::: Data supplied :::
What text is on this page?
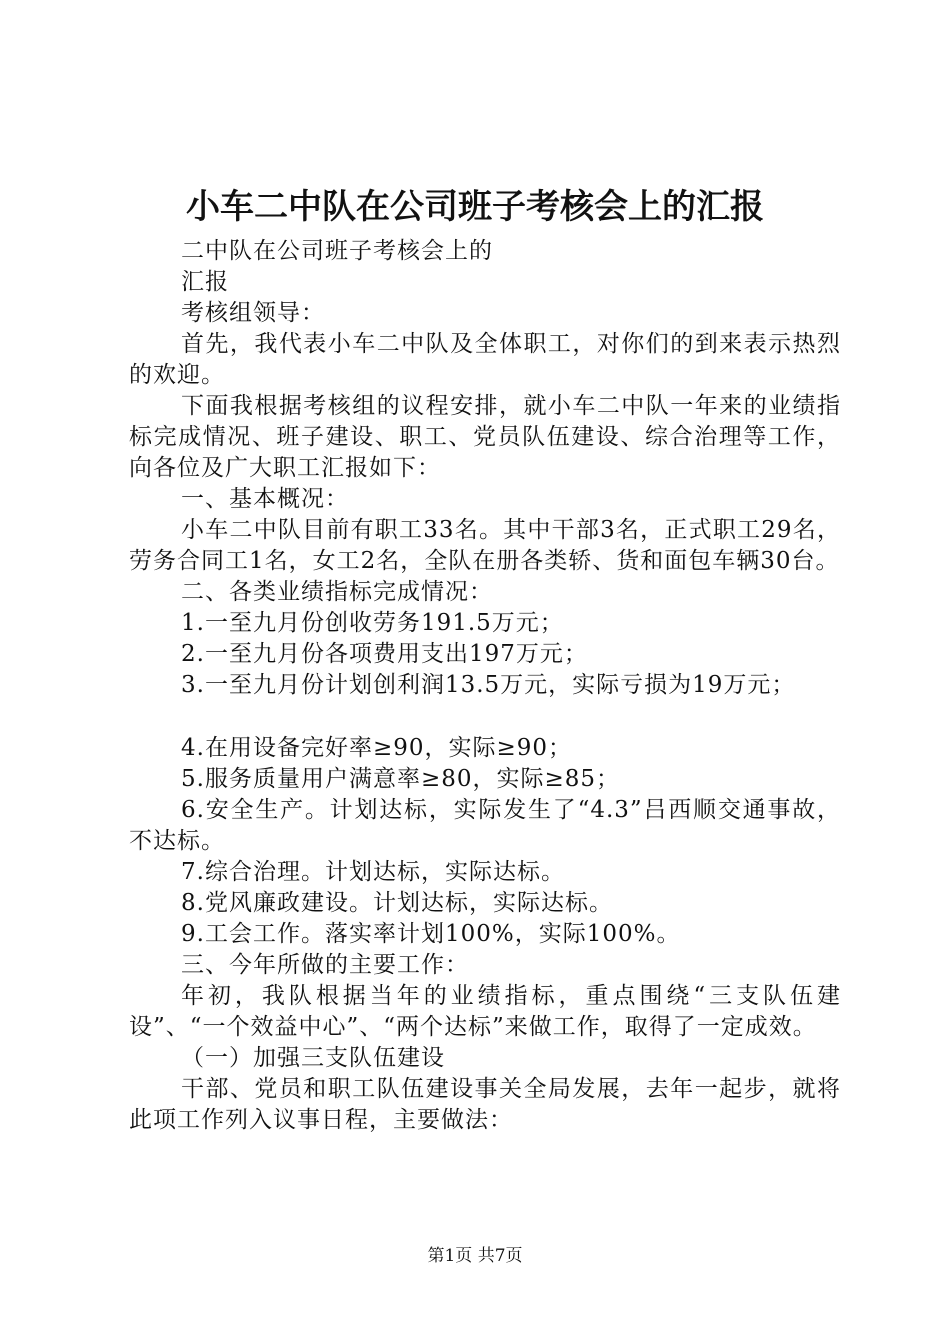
小车二中队在公司班子考核会上的汇报

二中队在公司班子考核会上的

汇报

考核组领导：

首先，我代表小车二中队及全体职工，对你们的到来表示热烈的欢迎。

下面我根据考核组的议程安排，就小车二中队一年来的业绩指标完成情况、班子建设、职工、党员队伍建设、综合治理等工作，向各位及广大职工汇报如下：

一、基本概况：

小车二中队目前有职工33名。其中干部3名，正式职工29名，劳务合同工1名，女工2名，全队在册各类轿、货和面包车辆30台。

二、各类业绩指标完成情况：

1.一至九月份创收劳务191.5万元；

2.一至九月份各项费用支出197万元；

3.一至九月份计划创利润13.5万元，实际亏损为19万元；

4.在用设备完好率≥90，实际≥90；

5.服务质量用户满意率≥80，实际≥85；

6.安全生产。计划达标，实际发生了“4.3”吕西顺交通事故，不达标。

7.综合治理。计划达标，实际达标。

8.党风廉政建设。计划达标，实际达标。

9.工会工作。落实率计划100%，实际100%。

三、今年所做的主要工作：

年初，我队根据当年的业绩指标，重点围绕“三支队伍建设”、“一个效益中心”、“两个达标”来做工作，取得了一定成效。

（一）加强三支队伍建设

干部、党员和职工队伍建设事关全局发展，去年一起步，就将此项工作列入议事日程，主要做法：

第1页 共7页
:::
Set problem → Reproduce all of the data exactly, omitting each picture it holds.

Expected output →
What text is on this page?
小车二中队在公司班子考核会上的汇报

二中队在公司班子考核会上的

汇报

考核组领导：

首先，我代表小车二中队及全体职工，对你们的到来表示热烈的欢迎。

下面我根据考核组的议程安排，就小车二中队一年来的业绩指标完成情况、班子建设、职工、党员队伍建设、综合治理等工作，向各位及广大职工汇报如下：

一、基本概况：

小车二中队目前有职工33名。其中干部3名，正式职工29名，劳务合同工1名，女工2名，全队在册各类轿、货和面包车辆30台。

二、各类业绩指标完成情况：

1.一至九月份创收劳务191.5万元；

2.一至九月份各项费用支出197万元；

3.一至九月份计划创利润13.5万元，实际亏损为19万元；

4.在用设备完好率≥90，实际≥90；

5.服务质量用户满意率≥80，实际≥85；

6.安全生产。计划达标，实际发生了“4.3”吕西顺交通事故，不达标。

7.综合治理。计划达标，实际达标。

8.党风廉政建设。计划达标，实际达标。

9.工会工作。落实率计划100%，实际100%。

三、今年所做的主要工作：

年初，我队根据当年的业绩指标，重点围绕“三支队伍建设”、“一个效益中心”、“两个达标”来做工作，取得了一定成效。

（一）加强三支队伍建设

干部、党员和职工队伍建设事关全局发展，去年一起步，就将此项工作列入议事日程，主要做法：

第1页 共7页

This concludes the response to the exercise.